** START OF DATA SHOWN **

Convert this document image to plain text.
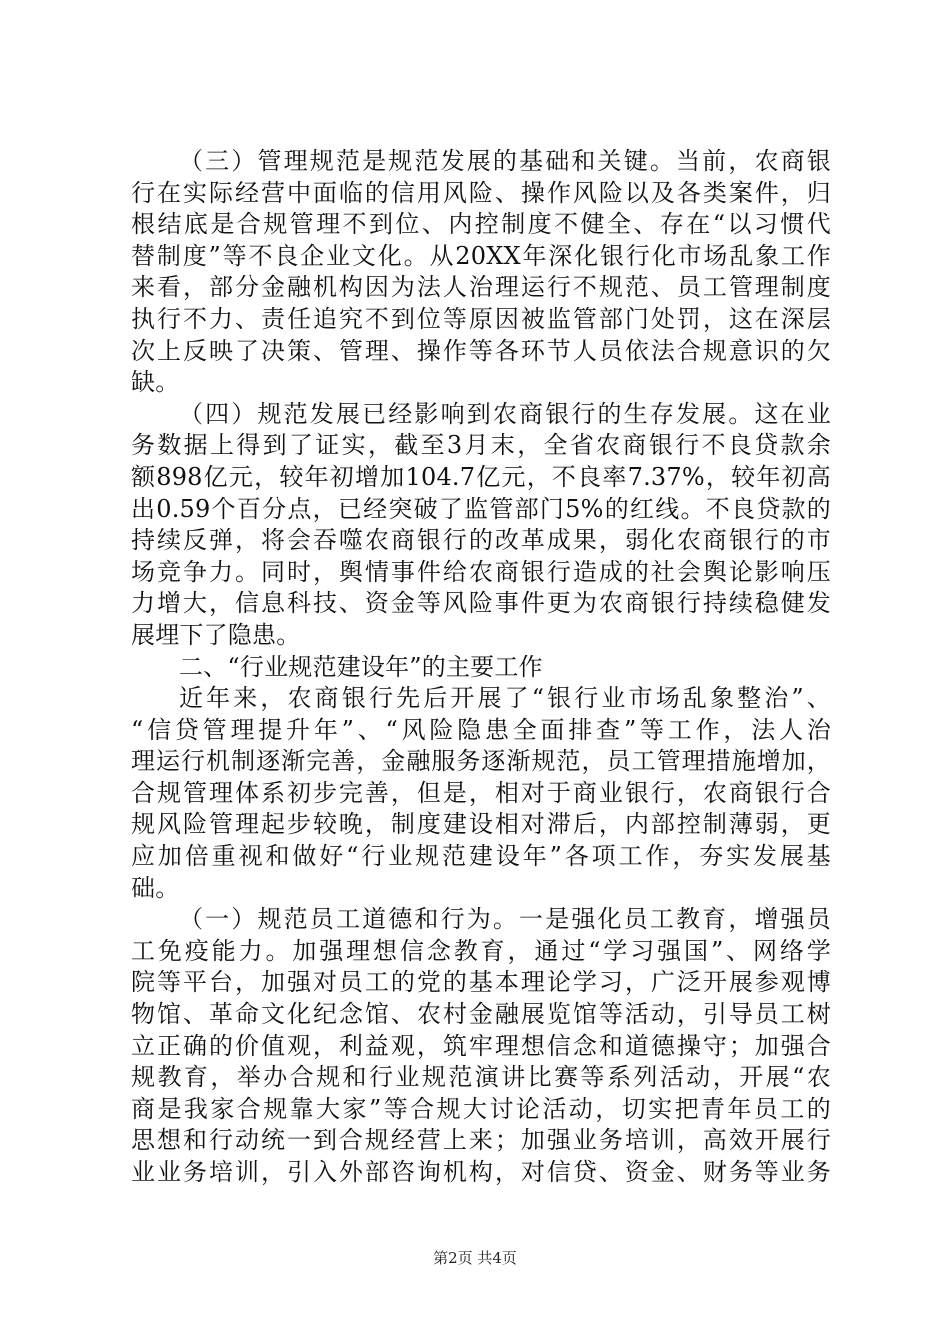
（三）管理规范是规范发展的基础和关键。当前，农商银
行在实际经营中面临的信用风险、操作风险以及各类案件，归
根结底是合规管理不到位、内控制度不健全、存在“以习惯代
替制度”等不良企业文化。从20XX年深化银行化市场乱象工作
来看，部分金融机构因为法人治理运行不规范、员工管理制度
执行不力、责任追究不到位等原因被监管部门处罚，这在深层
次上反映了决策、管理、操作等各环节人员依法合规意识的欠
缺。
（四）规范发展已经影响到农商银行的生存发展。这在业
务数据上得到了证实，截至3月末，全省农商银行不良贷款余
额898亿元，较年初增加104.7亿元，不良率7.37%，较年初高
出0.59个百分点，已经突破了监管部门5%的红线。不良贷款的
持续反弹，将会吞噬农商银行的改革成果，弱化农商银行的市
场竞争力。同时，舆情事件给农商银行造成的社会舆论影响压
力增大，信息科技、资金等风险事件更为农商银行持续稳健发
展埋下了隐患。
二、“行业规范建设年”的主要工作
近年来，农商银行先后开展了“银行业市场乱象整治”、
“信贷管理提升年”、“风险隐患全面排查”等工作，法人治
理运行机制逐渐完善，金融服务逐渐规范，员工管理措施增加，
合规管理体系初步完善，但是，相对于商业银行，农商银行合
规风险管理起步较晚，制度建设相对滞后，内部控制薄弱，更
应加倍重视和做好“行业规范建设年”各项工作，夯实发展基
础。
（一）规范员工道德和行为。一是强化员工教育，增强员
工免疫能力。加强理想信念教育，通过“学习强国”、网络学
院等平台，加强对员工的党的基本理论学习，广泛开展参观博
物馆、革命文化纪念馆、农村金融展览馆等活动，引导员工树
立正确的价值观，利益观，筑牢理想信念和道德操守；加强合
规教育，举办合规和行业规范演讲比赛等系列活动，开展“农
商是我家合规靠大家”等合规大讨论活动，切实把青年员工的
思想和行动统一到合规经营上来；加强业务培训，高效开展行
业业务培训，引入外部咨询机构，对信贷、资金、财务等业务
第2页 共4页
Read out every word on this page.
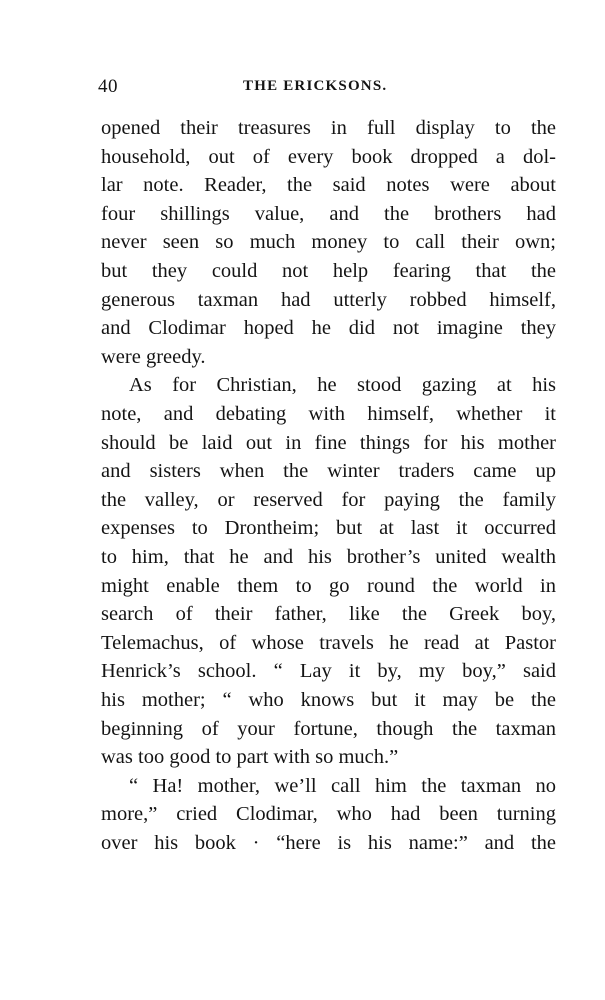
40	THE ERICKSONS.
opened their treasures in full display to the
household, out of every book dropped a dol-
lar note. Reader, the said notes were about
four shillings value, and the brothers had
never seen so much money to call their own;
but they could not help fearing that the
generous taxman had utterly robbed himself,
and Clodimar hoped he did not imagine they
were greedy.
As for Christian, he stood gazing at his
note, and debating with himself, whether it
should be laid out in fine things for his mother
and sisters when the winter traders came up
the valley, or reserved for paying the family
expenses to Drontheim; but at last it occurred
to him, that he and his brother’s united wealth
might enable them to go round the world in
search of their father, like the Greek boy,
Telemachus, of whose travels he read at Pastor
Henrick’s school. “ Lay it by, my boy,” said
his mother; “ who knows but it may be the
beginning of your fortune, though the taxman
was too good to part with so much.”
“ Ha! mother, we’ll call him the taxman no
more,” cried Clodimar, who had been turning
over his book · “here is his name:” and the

** END OF DATA SHOWN **

STATED PROBLEM |
Take the listing and print it again exactly, but without any pictures.

EXERCISE ANSWER |
Convert this document image to plain text.
（三）管理规范是规范发展的基础和关键。当前，农商银
行在实际经营中面临的信用风险、操作风险以及各类案件，归
根结底是合规管理不到位、内控制度不健全、存在“以习惯代
替制度”等不良企业文化。从20XX年深化银行化市场乱象工作
来看，部分金融机构因为法人治理运行不规范、员工管理制度
执行不力、责任追究不到位等原因被监管部门处罚，这在深层
次上反映了决策、管理、操作等各环节人员依法合规意识的欠
缺。
（四）规范发展已经影响到农商银行的生存发展。这在业
务数据上得到了证实，截至3月末，全省农商银行不良贷款余
额898亿元，较年初增加104.7亿元，不良率7.37%，较年初高
出0.59个百分点，已经突破了监管部门5%的红线。不良贷款的
持续反弹，将会吞噬农商银行的改革成果，弱化农商银行的市
场竞争力。同时，舆情事件给农商银行造成的社会舆论影响压
力增大，信息科技、资金等风险事件更为农商银行持续稳健发
展埋下了隐患。
二、“行业规范建设年”的主要工作
近年来，农商银行先后开展了“银行业市场乱象整治”、
“信贷管理提升年”、“风险隐患全面排查”等工作，法人治
理运行机制逐渐完善，金融服务逐渐规范，员工管理措施增加，
合规管理体系初步完善，但是，相对于商业银行，农商银行合
规风险管理起步较晚，制度建设相对滞后，内部控制薄弱，更
应加倍重视和做好“行业规范建设年”各项工作，夯实发展基
础。
（一）规范员工道德和行为。一是强化员工教育，增强员
工免疫能力。加强理想信念教育，通过“学习强国”、网络学
院等平台，加强对员工的党的基本理论学习，广泛开展参观博
物馆、革命文化纪念馆、农村金融展览馆等活动，引导员工树
立正确的价值观，利益观，筑牢理想信念和道德操守；加强合
规教育，举办合规和行业规范演讲比赛等系列活动，开展“农
商是我家合规靠大家”等合规大讨论活动，切实把青年员工的
思想和行动统一到合规经营上来；加强业务培训，高效开展行
业业务培训，引入外部咨询机构，对信贷、资金、财务等业务
第2页 共4页
Read out every word on this page.
40	THE ERICKSONS.
opened their treasures in full display to the
household, out of every book dropped a dol-
lar note. Reader, the said notes were about
four shillings value, and the brothers had
never seen so much money to call their own;
but they could not help fearing that the
generous taxman had utterly robbed himself,
and Clodimar hoped he did not imagine they
were greedy.
As for Christian, he stood gazing at his
note, and debating with himself, whether it
should be laid out in fine things for his mother
and sisters when the winter traders came up
the valley, or reserved for paying the family
expenses to Drontheim; but at last it occurred
to him, that he and his brother’s united wealth
might enable them to go round the world in
search of their father, like the Greek boy,
Telemachus, of whose travels he read at Pastor
Henrick’s school. “ Lay it by, my boy,” said
his mother; “ who knows but it may be the
beginning of your fortune, though the taxman
was too good to part with so much.”
“ Ha! mother, we’ll call him the taxman no
more,” cried Clodimar, who had been turning
over his book · “here is his name:” and the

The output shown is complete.